Requirement> Can you quote the records below in full, word for word?

════════

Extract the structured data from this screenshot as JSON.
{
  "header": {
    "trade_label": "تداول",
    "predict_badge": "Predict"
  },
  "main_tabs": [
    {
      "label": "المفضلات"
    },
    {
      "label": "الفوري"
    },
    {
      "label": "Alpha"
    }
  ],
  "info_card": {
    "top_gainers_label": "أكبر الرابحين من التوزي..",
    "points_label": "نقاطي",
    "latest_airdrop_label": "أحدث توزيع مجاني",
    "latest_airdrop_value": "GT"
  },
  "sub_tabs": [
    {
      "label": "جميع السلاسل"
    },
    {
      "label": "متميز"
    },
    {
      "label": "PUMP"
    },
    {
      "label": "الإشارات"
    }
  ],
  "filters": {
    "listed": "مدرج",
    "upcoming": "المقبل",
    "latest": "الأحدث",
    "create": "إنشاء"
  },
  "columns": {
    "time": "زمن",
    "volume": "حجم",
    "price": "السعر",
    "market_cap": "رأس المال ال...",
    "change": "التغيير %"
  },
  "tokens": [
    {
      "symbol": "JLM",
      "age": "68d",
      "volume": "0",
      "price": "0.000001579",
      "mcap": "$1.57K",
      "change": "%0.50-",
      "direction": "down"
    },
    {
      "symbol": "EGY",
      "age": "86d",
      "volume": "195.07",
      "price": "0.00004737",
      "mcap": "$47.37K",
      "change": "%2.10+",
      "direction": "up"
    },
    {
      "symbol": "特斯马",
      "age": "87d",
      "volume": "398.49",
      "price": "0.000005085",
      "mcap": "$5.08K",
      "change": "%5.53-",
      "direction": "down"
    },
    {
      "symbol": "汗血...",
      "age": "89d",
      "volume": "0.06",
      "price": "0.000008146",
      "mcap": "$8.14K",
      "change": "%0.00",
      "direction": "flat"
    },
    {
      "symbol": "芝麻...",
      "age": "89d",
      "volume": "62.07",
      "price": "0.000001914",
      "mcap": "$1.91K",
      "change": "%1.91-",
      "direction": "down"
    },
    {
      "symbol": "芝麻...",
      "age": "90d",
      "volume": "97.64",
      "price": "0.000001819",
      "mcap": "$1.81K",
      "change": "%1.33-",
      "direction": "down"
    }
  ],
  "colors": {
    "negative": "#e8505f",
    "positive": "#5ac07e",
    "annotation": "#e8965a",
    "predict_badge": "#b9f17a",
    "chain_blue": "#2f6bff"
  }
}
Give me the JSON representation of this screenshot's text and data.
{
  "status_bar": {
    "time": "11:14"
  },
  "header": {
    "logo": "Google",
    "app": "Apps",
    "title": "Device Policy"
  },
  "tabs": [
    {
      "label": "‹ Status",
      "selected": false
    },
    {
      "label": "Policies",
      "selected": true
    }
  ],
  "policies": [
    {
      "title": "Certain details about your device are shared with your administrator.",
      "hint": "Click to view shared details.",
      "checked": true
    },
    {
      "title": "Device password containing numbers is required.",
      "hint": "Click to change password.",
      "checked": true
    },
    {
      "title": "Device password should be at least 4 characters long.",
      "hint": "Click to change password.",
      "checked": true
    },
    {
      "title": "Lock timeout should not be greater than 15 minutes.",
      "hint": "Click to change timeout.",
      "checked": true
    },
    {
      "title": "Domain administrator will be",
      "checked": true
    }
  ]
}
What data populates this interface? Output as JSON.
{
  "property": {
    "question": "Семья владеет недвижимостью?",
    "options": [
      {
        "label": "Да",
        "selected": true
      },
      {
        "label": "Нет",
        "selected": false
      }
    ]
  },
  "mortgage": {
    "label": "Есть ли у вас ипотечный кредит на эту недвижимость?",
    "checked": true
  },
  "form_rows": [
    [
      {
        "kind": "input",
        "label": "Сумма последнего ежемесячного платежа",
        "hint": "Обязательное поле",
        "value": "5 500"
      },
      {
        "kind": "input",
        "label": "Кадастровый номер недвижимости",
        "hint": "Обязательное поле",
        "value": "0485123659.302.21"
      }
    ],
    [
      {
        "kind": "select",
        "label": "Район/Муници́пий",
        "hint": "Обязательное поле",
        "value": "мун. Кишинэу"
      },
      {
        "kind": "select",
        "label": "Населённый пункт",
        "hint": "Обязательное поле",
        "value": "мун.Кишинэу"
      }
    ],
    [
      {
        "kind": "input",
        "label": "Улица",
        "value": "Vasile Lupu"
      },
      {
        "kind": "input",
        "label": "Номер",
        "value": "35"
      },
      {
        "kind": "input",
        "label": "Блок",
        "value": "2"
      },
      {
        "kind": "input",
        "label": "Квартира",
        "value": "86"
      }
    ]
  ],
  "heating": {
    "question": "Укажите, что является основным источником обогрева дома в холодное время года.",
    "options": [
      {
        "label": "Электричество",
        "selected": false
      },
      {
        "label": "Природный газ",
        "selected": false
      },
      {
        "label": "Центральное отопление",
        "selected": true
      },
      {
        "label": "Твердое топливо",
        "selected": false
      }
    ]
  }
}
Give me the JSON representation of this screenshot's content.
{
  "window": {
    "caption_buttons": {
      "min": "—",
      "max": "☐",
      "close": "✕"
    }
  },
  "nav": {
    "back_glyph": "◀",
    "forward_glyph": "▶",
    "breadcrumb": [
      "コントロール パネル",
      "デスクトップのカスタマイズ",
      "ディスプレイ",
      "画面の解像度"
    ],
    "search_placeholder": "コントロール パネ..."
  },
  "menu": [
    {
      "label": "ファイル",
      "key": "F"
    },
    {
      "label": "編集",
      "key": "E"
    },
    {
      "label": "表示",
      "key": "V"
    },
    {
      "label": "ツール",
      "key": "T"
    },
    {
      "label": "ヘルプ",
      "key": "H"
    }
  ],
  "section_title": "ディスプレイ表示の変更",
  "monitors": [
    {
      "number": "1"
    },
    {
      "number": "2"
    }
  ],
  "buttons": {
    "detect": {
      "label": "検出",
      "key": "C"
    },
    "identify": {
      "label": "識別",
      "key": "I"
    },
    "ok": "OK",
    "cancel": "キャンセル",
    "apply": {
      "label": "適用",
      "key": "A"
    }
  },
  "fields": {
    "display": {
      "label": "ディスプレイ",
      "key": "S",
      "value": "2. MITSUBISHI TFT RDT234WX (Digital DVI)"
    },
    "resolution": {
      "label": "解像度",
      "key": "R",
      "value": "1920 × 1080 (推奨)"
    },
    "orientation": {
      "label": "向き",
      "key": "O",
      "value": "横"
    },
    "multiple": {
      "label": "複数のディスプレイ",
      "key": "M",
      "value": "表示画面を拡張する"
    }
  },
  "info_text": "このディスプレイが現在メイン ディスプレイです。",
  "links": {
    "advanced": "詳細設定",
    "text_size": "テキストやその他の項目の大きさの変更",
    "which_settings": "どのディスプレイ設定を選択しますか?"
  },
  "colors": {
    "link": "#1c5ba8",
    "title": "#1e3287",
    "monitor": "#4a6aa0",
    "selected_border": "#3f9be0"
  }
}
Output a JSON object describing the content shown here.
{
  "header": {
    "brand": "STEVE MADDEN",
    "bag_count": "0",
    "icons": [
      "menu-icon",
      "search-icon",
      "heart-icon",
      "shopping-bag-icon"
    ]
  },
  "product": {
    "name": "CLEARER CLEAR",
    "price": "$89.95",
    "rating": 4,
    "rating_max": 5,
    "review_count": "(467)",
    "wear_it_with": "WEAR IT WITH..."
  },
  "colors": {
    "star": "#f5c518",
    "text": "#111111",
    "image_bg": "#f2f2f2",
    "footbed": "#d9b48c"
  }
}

════════

Written response>
Extract the structured data from this screenshot as JSON.
{
  "header": {
    "trade_label": "تداول",
    "predict_badge": "Predict"
  },
  "main_tabs": [
    {
      "label": "المفضلات"
    },
    {
      "label": "الفوري"
    },
    {
      "label": "Alpha"
    }
  ],
  "info_card": {
    "top_gainers_label": "أكبر الرابحين من التوزي..",
    "points_label": "نقاطي",
    "latest_airdrop_label": "أحدث توزيع مجاني",
    "latest_airdrop_value": "GT"
  },
  "sub_tabs": [
    {
      "label": "جميع السلاسل"
    },
    {
      "label": "متميز"
    },
    {
      "label": "PUMP"
    },
    {
      "label": "الإشارات"
    }
  ],
  "filters": {
    "listed": "مدرج",
    "upcoming": "المقبل",
    "latest": "الأحدث",
    "create": "إنشاء"
  },
  "columns": {
    "time": "زمن",
    "volume": "حجم",
    "price": "السعر",
    "market_cap": "رأس المال ال...",
    "change": "التغيير %"
  },
  "tokens": [
    {
      "symbol": "JLM",
      "age": "68d",
      "volume": "0",
      "price": "0.000001579",
      "mcap": "$1.57K",
      "change": "%0.50-",
      "direction": "down"
    },
    {
      "symbol": "EGY",
      "age": "86d",
      "volume": "195.07",
      "price": "0.00004737",
      "mcap": "$47.37K",
      "change": "%2.10+",
      "direction": "up"
    },
    {
      "symbol": "特斯马",
      "age": "87d",
      "volume": "398.49",
      "price": "0.000005085",
      "mcap": "$5.08K",
      "change": "%5.53-",
      "direction": "down"
    },
    {
      "symbol": "汗血...",
      "age": "89d",
      "volume": "0.06",
      "price": "0.000008146",
      "mcap": "$8.14K",
      "change": "%0.00",
      "direction": "flat"
    },
    {
      "symbol": "芝麻...",
      "age": "89d",
      "volume": "62.07",
      "price": "0.000001914",
      "mcap": "$1.91K",
      "change": "%1.91-",
      "direction": "down"
    },
    {
      "symbol": "芝麻...",
      "age": "90d",
      "volume": "97.64",
      "price": "0.000001819",
      "mcap": "$1.81K",
      "change": "%1.33-",
      "direction": "down"
    }
  ],
  "colors": {
    "negative": "#e8505f",
    "positive": "#5ac07e",
    "annotation": "#e8965a",
    "predict_badge": "#b9f17a",
    "chain_blue": "#2f6bff"
  }
}
Give me the JSON representation of this screenshot's text and data.
{
  "status_bar": {
    "time": "11:14"
  },
  "header": {
    "logo": "Google",
    "app": "Apps",
    "title": "Device Policy"
  },
  "tabs": [
    {
      "label": "‹ Status",
      "selected": false
    },
    {
      "label": "Policies",
      "selected": true
    }
  ],
  "policies": [
    {
      "title": "Certain details about your device are shared with your administrator.",
      "hint": "Click to view shared details.",
      "checked": true
    },
    {
      "title": "Device password containing numbers is required.",
      "hint": "Click to change password.",
      "checked": true
    },
    {
      "title": "Device password should be at least 4 characters long.",
      "hint": "Click to change password.",
      "checked": true
    },
    {
      "title": "Lock timeout should not be greater than 15 minutes.",
      "hint": "Click to change timeout.",
      "checked": true
    },
    {
      "title": "Domain administrator will be",
      "checked": true
    }
  ]
}
What data populates this interface? Output as JSON.
{
  "property": {
    "question": "Семья владеет недвижимостью?",
    "options": [
      {
        "label": "Да",
        "selected": true
      },
      {
        "label": "Нет",
        "selected": false
      }
    ]
  },
  "mortgage": {
    "label": "Есть ли у вас ипотечный кредит на эту недвижимость?",
    "checked": true
  },
  "form_rows": [
    [
      {
        "kind": "input",
        "label": "Сумма последнего ежемесячного платежа",
        "hint": "Обязательное поле",
        "value": "5 500"
      },
      {
        "kind": "input",
        "label": "Кадастровый номер недвижимости",
        "hint": "Обязательное поле",
        "value": "0485123659.302.21"
      }
    ],
    [
      {
        "kind": "select",
        "label": "Район/Муници́пий",
        "hint": "Обязательное поле",
        "value": "мун. Кишинэу"
      },
      {
        "kind": "select",
        "label": "Населённый пункт",
        "hint": "Обязательное поле",
        "value": "мун.Кишинэу"
      }
    ],
    [
      {
        "kind": "input",
        "label": "Улица",
        "value": "Vasile Lupu"
      },
      {
        "kind": "input",
        "label": "Номер",
        "value": "35"
      },
      {
        "kind": "input",
        "label": "Блок",
        "value": "2"
      },
      {
        "kind": "input",
        "label": "Квартира",
        "value": "86"
      }
    ]
  ],
  "heating": {
    "question": "Укажите, что является основным источником обогрева дома в холодное время года.",
    "options": [
      {
        "label": "Электричество",
        "selected": false
      },
      {
        "label": "Природный газ",
        "selected": false
      },
      {
        "label": "Центральное отопление",
        "selected": true
      },
      {
        "label": "Твердое топливо",
        "selected": false
      }
    ]
  }
}
Give me the JSON representation of this screenshot's content.
{
  "window": {
    "caption_buttons": {
      "min": "—",
      "max": "☐",
      "close": "✕"
    }
  },
  "nav": {
    "back_glyph": "◀",
    "forward_glyph": "▶",
    "breadcrumb": [
      "コントロール パネル",
      "デスクトップのカスタマイズ",
      "ディスプレイ",
      "画面の解像度"
    ],
    "search_placeholder": "コントロール パネ..."
  },
  "menu": [
    {
      "label": "ファイル",
      "key": "F"
    },
    {
      "label": "編集",
      "key": "E"
    },
    {
      "label": "表示",
      "key": "V"
    },
    {
      "label": "ツール",
      "key": "T"
    },
    {
      "label": "ヘルプ",
      "key": "H"
    }
  ],
  "section_title": "ディスプレイ表示の変更",
  "monitors": [
    {
      "number": "1"
    },
    {
      "number": "2"
    }
  ],
  "buttons": {
    "detect": {
      "label": "検出",
      "key": "C"
    },
    "identify": {
      "label": "識別",
      "key": "I"
    },
    "ok": "OK",
    "cancel": "キャンセル",
    "apply": {
      "label": "適用",
      "key": "A"
    }
  },
  "fields": {
    "display": {
      "label": "ディスプレイ",
      "key": "S",
      "value": "2. MITSUBISHI TFT RDT234WX (Digital DVI)"
    },
    "resolution": {
      "label": "解像度",
      "key": "R",
      "value": "1920 × 1080 (推奨)"
    },
    "orientation": {
      "label": "向き",
      "key": "O",
      "value": "横"
    },
    "multiple": {
      "label": "複数のディスプレイ",
      "key": "M",
      "value": "表示画面を拡張する"
    }
  },
  "info_text": "このディスプレイが現在メイン ディスプレイです。",
  "links": {
    "advanced": "詳細設定",
    "text_size": "テキストやその他の項目の大きさの変更",
    "which_settings": "どのディスプレイ設定を選択しますか?"
  },
  "colors": {
    "link": "#1c5ba8",
    "title": "#1e3287",
    "monitor": "#4a6aa0",
    "selected_border": "#3f9be0"
  }
}
Output a JSON object describing the content shown here.
{
  "header": {
    "brand": "STEVE MADDEN",
    "bag_count": "0",
    "icons": [
      "menu-icon",
      "search-icon",
      "heart-icon",
      "shopping-bag-icon"
    ]
  },
  "product": {
    "name": "CLEARER CLEAR",
    "price": "$89.95",
    "rating": 4,
    "rating_max": 5,
    "review_count": "(467)",
    "wear_it_with": "WEAR IT WITH..."
  },
  "colors": {
    "star": "#f5c518",
    "text": "#111111",
    "image_bg": "#f2f2f2",
    "footbed": "#d9b48c"
  }
}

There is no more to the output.